Objective: Show all lines that include the string "Identify"; copy each one.

Data for processing:

▬▬▬▬▬▬

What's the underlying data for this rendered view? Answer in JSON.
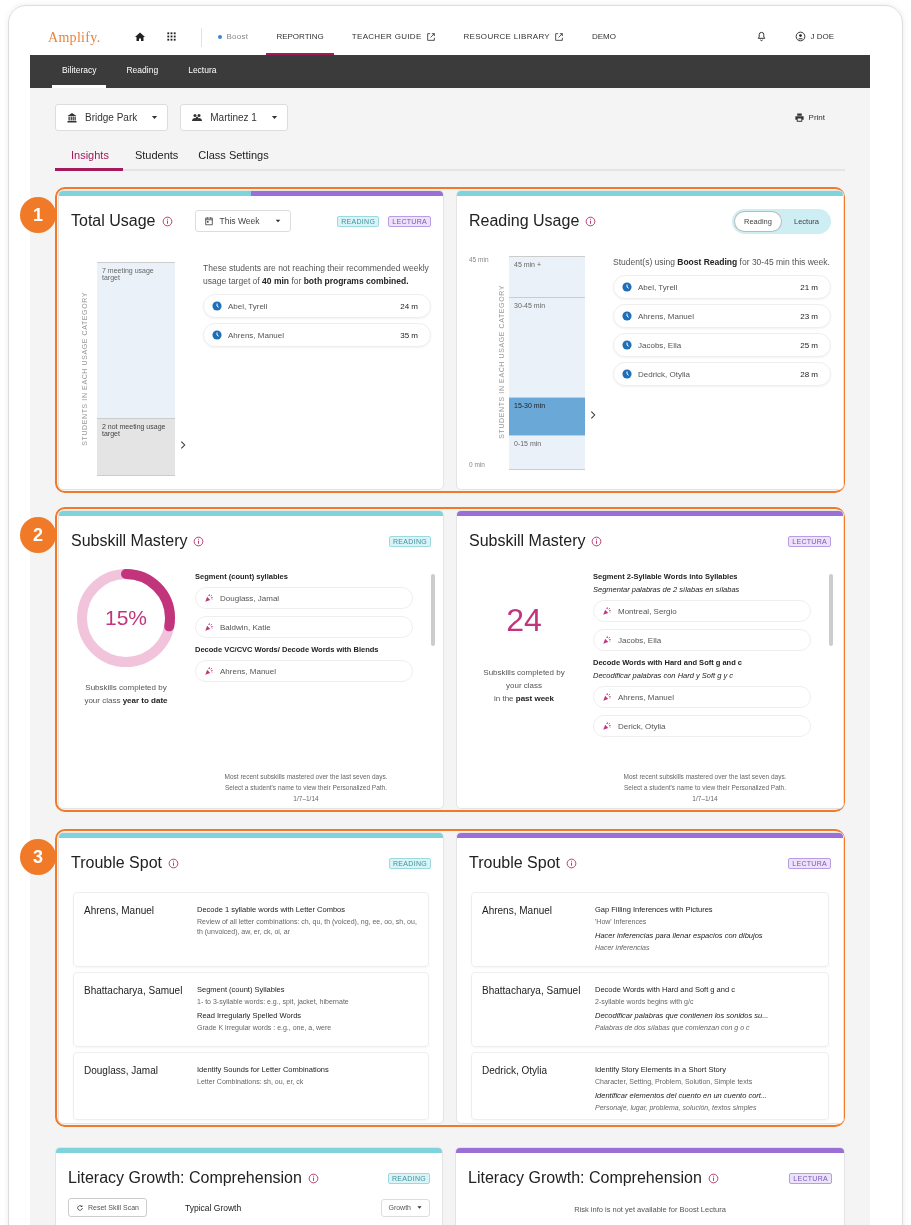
{
  "nav": {
    "logo": "Amplify.",
    "items": [
      {
        "kind": "home",
        "selected": false
      },
      {
        "kind": "apps",
        "selected": false
      },
      {
        "kind": "program",
        "label": "Boost",
        "selected": false
      },
      {
        "kind": "text",
        "label": "REPORTING",
        "selected": true
      },
      {
        "kind": "external",
        "label": "TEACHER GUIDE",
        "selected": false
      },
      {
        "kind": "external",
        "label": "RESOURCE LIBRARY",
        "selected": false
      },
      {
        "kind": "text",
        "label": "DEMO",
        "selected": false
      }
    ],
    "user": "J DOE"
  },
  "subnav": [
    {
      "label": "Biliteracy",
      "selected": true
    },
    {
      "label": "Reading",
      "selected": false
    },
    {
      "label": "Lectura",
      "selected": false
    }
  ],
  "filters": [
    {
      "kind": "school",
      "label": "Bridge Park"
    },
    {
      "kind": "class",
      "label": "Martinez 1"
    }
  ],
  "print": "Print",
  "tabs": [
    {
      "label": "Insights",
      "selected": true
    },
    {
      "label": "Students",
      "selected": false
    },
    {
      "label": "Class Settings",
      "selected": false
    }
  ],
  "sections": [
    {
      "number": "1",
      "cards": [
        {
          "kind": "total-usage",
          "accents": [
            {
              "color": "#7fd3dc"
            },
            {
              "color": "#9b6fd6"
            }
          ],
          "title": "Total Usage",
          "period": "This Week",
          "badges": [
            {
              "label": "READING",
              "kind": "reading"
            },
            {
              "label": "LECTURA",
              "kind": "lectura"
            }
          ],
          "axis_title": "STUDENTS IN EACH USAGE CATEGORY",
          "segments": [
            {
              "label": "7 meeting usage target",
              "selected": false
            },
            {
              "label": "2 not meeting usage target",
              "selected": true
            }
          ],
          "description": "These students are not reaching their recommended weekly usage target of **40 min** for **both programs combined.**",
          "students": [
            {
              "name": "Abel, Tyrell",
              "minutes": "24 m"
            },
            {
              "name": "Ahrens, Manuel",
              "minutes": "35 m"
            }
          ]
        },
        {
          "kind": "program-usage",
          "accents": [
            {
              "color": "#7fd3dc"
            }
          ],
          "title": "Reading Usage",
          "toggle": [
            {
              "label": "Reading",
              "selected": true
            },
            {
              "label": "Lectura",
              "selected": false
            }
          ],
          "ticks": [
            "45 min",
            "0 min"
          ],
          "axis_title": "STUDENTS IN EACH USAGE CATEGORY",
          "segments": [
            {
              "label": "45 min +",
              "selected": false
            },
            {
              "label": "30-45 min",
              "selected": false
            },
            {
              "label": "15-30 min",
              "selected": true
            },
            {
              "label": "0-15 min",
              "selected": false
            }
          ],
          "description": "Student(s) using **Boost Reading** for 30-45 min this week.",
          "students": [
            {
              "name": "Abel, Tyrell",
              "minutes": "21 m"
            },
            {
              "name": "Ahrens, Manuel",
              "minutes": "23 m"
            },
            {
              "name": "Jacobs, Ella",
              "minutes": "25 m"
            },
            {
              "name": "Dedrick, Otylia",
              "minutes": "28 m"
            }
          ]
        }
      ]
    },
    {
      "number": "2",
      "cards": [
        {
          "kind": "mastery-percent",
          "accents": [
            {
              "color": "#7fd3dc"
            }
          ],
          "title": "Subskill Mastery",
          "badges": [
            {
              "label": "READING",
              "kind": "reading"
            }
          ],
          "value": "15%",
          "level": 0.28,
          "caption": "Subskills completed by\nyour class **year to date**",
          "groups": [
            {
              "lines": [
                {
                  "kind": "name",
                  "text": "Segment (count) syllables"
                }
              ],
              "students": [
                "Douglass, Jamal",
                "Baldwin, Katie"
              ]
            },
            {
              "lines": [
                {
                  "kind": "name",
                  "text": "Decode VC/CVC Words/ Decode Words with Blends"
                }
              ],
              "students": [
                "Ahrens, Manuel"
              ]
            }
          ],
          "footer": [
            "Most recent subskills mastered over the last seven days.",
            "Select a student's name to view their Personalized Path.",
            "1/7–1/14"
          ]
        },
        {
          "kind": "mastery-count",
          "accents": [
            {
              "color": "#9b6fd6"
            }
          ],
          "title": "Subskill Mastery",
          "badges": [
            {
              "label": "LECTURA",
              "kind": "lectura"
            }
          ],
          "value": "24",
          "caption": "Subskills completed by\nyour class\nin the **past week**",
          "groups": [
            {
              "lines": [
                {
                  "kind": "name",
                  "text": "Segment 2-Syllable Words into Syllables"
                },
                {
                  "kind": "name-es",
                  "text": "Segmentar palabras de 2 sílabas en sílabas"
                }
              ],
              "students": [
                "Montreal, Sergio",
                "Jacobs, Ella"
              ]
            },
            {
              "lines": [
                {
                  "kind": "name",
                  "text": "Decode Words with Hard and Soft g and c"
                },
                {
                  "kind": "name-es",
                  "text": "Decodificar palabras con Hard y Soft g y c"
                }
              ],
              "students": [
                "Ahrens, Manuel",
                "Derick, Otylia"
              ]
            }
          ],
          "footer": [
            "Most recent subskills mastered over the last seven days.",
            "Select a student's name to view their Personalized Path.",
            "1/7–1/14"
          ]
        }
      ]
    },
    {
      "number": "3",
      "cards": [
        {
          "kind": "trouble-spot",
          "accents": [
            {
              "color": "#7fd3dc"
            }
          ],
          "title": "Trouble Spot",
          "badges": [
            {
              "label": "READING",
              "kind": "reading"
            }
          ],
          "rows": [
            {
              "student": "Ahrens, Manuel",
              "lines": [
                {
                  "kind": "name",
                  "text": "Decode 1 syllable words with Letter Combos"
                },
                {
                  "kind": "detail",
                  "text": "Review of all letter combinations: ch, qu, th (voiced), ng, ee, oo, sh, ou, th (unvoiced), aw, er, ck, oi, ar"
                }
              ]
            },
            {
              "student": "Bhattacharya, Samuel",
              "lines": [
                {
                  "kind": "name",
                  "text": "Segment (count) Syllables"
                },
                {
                  "kind": "detail",
                  "text": "1- to 3-syllable words: e.g., spit, jacket, hibernate"
                },
                {
                  "kind": "name",
                  "text": "Read Irregularly Spelled Words"
                },
                {
                  "kind": "detail",
                  "text": "Grade K irregular words : e.g., one, a, were"
                }
              ]
            },
            {
              "student": "Douglass, Jamal",
              "lines": [
                {
                  "kind": "name",
                  "text": "Identify Sounds for Letter Combinations"
                },
                {
                  "kind": "detail",
                  "text": "Letter Combinations: sh, ou, er, ck"
                }
              ]
            }
          ]
        },
        {
          "kind": "trouble-spot",
          "accents": [
            {
              "color": "#9b6fd6"
            }
          ],
          "title": "Trouble Spot",
          "badges": [
            {
              "label": "LECTURA",
              "kind": "lectura"
            }
          ],
          "rows": [
            {
              "student": "Ahrens, Manuel",
              "lines": [
                {
                  "kind": "name",
                  "text": "Gap Filling Inferences with Pictures"
                },
                {
                  "kind": "detail",
                  "text": "'How' Inferences"
                },
                {
                  "kind": "name-es",
                  "text": "Hacer inferencias para llenar espacios con dibujos"
                },
                {
                  "kind": "detail-es",
                  "text": "Hacer inferencias"
                }
              ]
            },
            {
              "student": "Bhattacharya, Samuel",
              "lines": [
                {
                  "kind": "name",
                  "text": "Decode Words with Hard and Soft g and c"
                },
                {
                  "kind": "detail",
                  "text": "2-syllable words begins with g/c"
                },
                {
                  "kind": "name-es",
                  "text": "Decodificar palabras que contienen los sonidos su..."
                },
                {
                  "kind": "detail-es",
                  "text": "Palabras de dos sílabas que comienzan con g o c"
                }
              ]
            },
            {
              "student": "Dedrick, Otylia",
              "lines": [
                {
                  "kind": "name",
                  "text": "Identify Story Elements in a Short Story"
                },
                {
                  "kind": "detail",
                  "text": "Character, Setting, Problem, Solution, Simple texts"
                },
                {
                  "kind": "name-es",
                  "text": "Identificar elementos del cuento en un cuento cort..."
                },
                {
                  "kind": "detail-es",
                  "text": "Personaje, lugar, problema, solución, textos simples"
                }
              ]
            }
          ]
        }
      ]
    }
  ],
  "growth_cards": [
    {
      "kind": "growth",
      "accents": [
        {
          "color": "#7fd3dc"
        }
      ],
      "title": "Literacy Growth: Comprehension",
      "badges": [
        {
          "label": "READING",
          "kind": "reading"
        }
      ],
      "reset": "Reset Skill Scan",
      "label": "Typical Growth",
      "dropdown": "Growth"
    },
    {
      "kind": "growth-unavailable",
      "accents": [
        {
          "color": "#9b6fd6"
        }
      ],
      "title": "Literacy Growth: Comprehension",
      "badges": [
        {
          "label": "LECTURA",
          "kind": "lectura"
        }
      ],
      "message": "Risk info is not yet available for Boost Lectura"
    }
  ]
}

▬▬▬▬▬▬

Correct answer:
                  "text": "Identify Sounds for Letter Combinations"
                  "text": "Identify Story Elements in a Short Story"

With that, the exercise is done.